#### Entries provided:
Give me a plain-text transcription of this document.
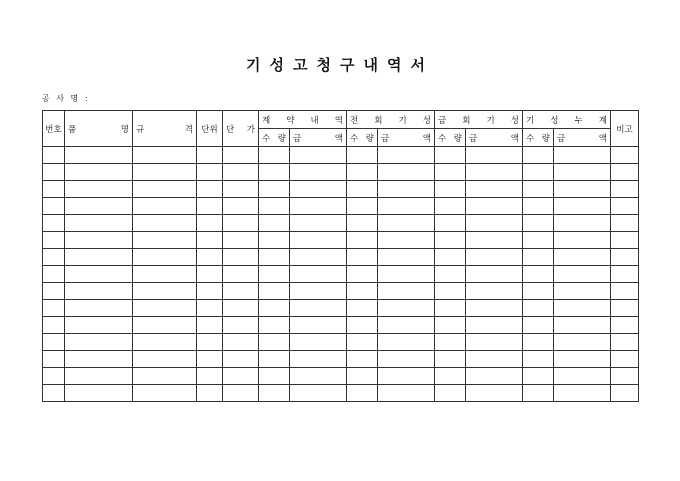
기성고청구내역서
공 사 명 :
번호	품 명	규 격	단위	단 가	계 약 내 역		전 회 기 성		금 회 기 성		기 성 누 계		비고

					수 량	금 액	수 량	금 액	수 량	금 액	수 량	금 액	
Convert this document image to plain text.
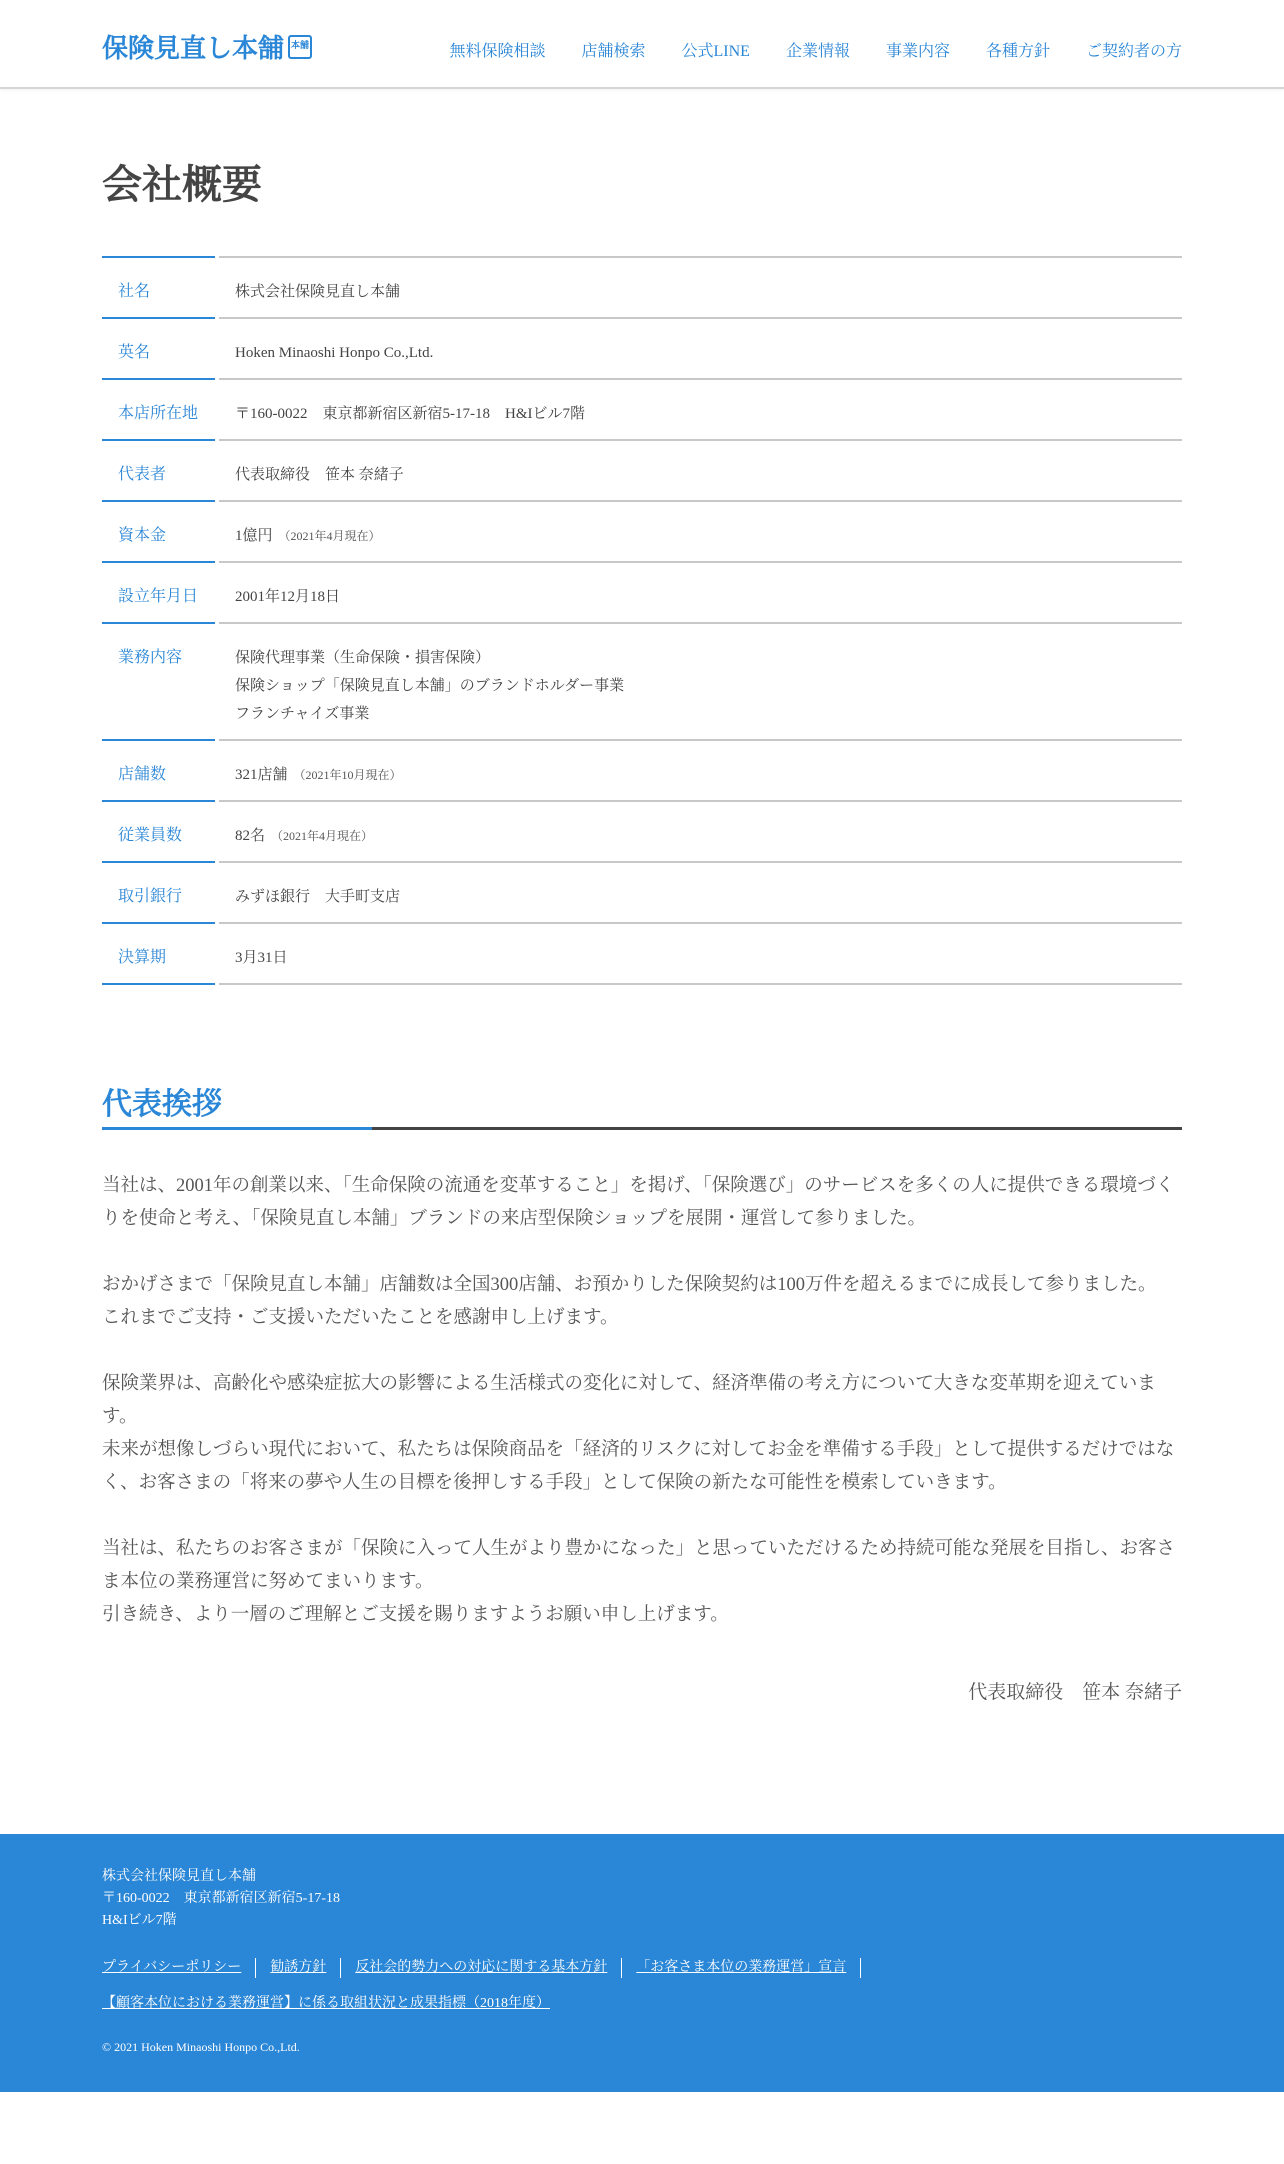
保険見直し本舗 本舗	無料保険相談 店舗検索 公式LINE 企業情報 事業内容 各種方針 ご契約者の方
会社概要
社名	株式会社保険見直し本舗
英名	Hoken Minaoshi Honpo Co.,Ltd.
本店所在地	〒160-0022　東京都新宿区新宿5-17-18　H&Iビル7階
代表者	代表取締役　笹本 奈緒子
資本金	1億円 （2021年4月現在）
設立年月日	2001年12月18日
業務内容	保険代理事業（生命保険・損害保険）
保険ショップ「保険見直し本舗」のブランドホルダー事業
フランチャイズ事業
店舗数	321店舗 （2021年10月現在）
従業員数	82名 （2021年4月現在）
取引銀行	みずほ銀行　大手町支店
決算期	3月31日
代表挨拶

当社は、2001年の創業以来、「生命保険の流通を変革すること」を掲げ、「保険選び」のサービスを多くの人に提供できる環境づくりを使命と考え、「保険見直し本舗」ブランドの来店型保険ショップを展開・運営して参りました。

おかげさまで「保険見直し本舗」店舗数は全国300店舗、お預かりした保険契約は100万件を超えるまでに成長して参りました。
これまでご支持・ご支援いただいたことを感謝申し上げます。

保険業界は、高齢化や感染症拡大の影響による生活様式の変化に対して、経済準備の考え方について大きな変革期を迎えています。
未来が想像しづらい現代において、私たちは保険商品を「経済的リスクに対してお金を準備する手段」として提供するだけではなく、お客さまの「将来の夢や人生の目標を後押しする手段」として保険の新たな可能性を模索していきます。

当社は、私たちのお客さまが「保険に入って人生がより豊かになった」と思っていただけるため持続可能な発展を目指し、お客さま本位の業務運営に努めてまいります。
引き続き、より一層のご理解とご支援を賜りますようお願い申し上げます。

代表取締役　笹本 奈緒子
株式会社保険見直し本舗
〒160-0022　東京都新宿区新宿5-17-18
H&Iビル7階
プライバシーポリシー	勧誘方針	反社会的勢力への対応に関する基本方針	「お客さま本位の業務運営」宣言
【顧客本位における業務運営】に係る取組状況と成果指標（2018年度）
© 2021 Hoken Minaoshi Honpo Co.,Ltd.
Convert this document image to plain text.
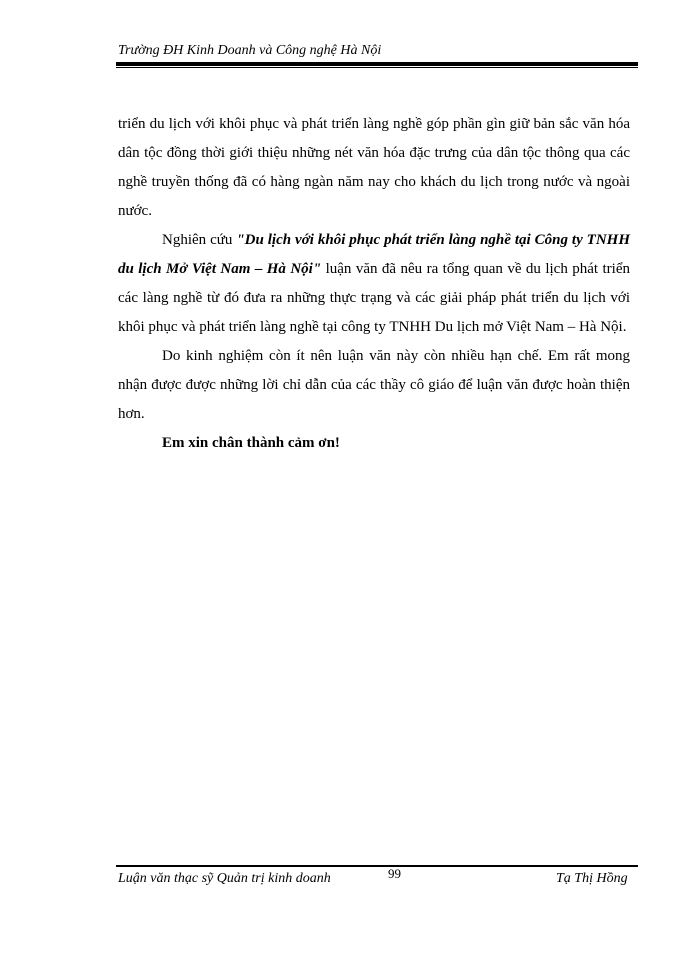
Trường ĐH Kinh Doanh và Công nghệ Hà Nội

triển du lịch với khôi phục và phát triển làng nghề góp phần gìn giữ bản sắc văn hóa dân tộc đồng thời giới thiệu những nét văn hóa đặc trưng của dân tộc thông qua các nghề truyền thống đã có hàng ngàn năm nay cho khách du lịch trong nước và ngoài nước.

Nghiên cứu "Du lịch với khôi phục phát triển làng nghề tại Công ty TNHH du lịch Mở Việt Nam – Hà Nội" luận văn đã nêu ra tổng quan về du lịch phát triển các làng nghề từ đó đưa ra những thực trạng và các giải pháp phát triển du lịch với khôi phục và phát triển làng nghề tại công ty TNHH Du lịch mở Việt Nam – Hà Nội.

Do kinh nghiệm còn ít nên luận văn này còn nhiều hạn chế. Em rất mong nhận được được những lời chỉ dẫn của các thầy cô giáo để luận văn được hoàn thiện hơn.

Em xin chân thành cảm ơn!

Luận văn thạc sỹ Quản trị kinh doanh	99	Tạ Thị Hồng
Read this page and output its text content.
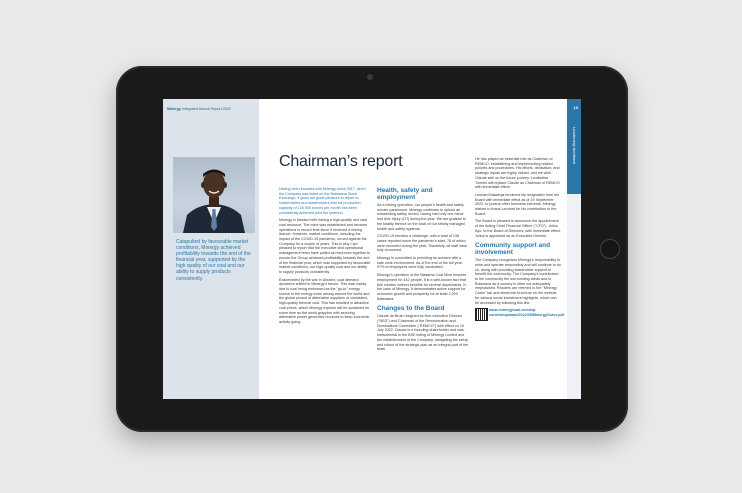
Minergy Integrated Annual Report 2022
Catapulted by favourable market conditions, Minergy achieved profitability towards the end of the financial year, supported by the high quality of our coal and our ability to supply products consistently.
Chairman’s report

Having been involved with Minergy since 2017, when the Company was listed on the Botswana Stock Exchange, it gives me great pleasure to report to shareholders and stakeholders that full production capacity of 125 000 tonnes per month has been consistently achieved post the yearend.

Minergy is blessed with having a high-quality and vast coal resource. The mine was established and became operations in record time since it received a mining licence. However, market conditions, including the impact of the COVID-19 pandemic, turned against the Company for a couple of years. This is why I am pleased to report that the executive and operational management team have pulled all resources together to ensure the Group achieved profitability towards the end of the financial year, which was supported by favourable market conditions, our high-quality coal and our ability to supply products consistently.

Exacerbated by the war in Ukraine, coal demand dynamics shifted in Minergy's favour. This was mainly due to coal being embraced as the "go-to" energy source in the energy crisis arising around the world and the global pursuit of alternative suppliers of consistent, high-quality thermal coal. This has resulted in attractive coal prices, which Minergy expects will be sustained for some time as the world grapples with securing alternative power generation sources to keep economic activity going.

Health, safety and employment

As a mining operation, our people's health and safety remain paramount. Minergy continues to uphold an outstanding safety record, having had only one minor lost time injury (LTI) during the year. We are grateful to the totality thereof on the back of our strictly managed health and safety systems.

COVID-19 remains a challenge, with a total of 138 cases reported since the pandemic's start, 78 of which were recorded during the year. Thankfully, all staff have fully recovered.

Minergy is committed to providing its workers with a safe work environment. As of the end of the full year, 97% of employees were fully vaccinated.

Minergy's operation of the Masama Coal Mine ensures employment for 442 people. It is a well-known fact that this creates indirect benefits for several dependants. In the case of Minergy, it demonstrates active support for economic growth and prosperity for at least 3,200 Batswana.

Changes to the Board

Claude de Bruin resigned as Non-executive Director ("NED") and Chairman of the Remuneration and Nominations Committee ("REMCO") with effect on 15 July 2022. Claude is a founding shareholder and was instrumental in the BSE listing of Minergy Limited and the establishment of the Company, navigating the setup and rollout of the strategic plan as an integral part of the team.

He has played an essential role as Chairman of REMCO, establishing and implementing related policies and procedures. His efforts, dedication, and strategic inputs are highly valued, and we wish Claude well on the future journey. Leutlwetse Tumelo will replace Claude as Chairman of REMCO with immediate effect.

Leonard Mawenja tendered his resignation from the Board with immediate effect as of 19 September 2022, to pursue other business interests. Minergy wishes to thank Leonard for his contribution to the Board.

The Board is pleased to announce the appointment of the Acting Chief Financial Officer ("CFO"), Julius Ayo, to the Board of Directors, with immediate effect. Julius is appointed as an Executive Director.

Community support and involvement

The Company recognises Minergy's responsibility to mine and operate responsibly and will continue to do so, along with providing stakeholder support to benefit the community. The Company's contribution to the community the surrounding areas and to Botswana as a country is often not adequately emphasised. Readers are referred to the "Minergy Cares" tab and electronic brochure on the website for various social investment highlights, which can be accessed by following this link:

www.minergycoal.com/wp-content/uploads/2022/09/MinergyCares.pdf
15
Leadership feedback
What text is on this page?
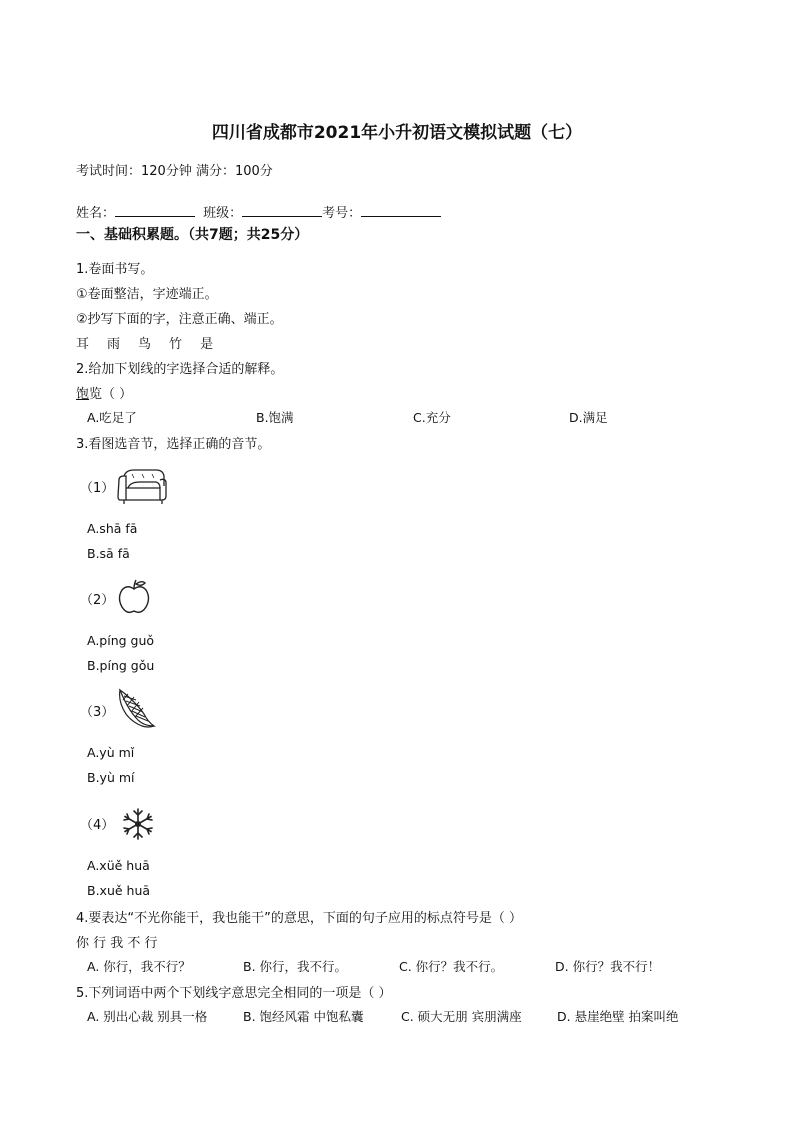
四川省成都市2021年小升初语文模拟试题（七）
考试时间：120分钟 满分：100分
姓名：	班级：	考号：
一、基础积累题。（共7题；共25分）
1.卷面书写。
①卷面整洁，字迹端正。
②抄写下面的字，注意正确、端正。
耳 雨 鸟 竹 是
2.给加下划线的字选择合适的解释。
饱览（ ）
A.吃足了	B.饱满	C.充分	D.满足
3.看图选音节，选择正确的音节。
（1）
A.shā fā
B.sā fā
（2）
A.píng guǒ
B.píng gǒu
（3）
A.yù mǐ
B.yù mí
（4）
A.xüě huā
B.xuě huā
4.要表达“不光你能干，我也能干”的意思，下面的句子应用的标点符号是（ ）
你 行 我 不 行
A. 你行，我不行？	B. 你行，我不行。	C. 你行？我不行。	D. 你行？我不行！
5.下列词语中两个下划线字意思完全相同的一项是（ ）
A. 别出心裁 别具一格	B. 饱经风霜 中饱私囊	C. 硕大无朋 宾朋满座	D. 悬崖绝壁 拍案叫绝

#### Problem:
Lines of the listing that contain the word "khôi" are to be counted; report only their number.

#### Result for this exercise:
2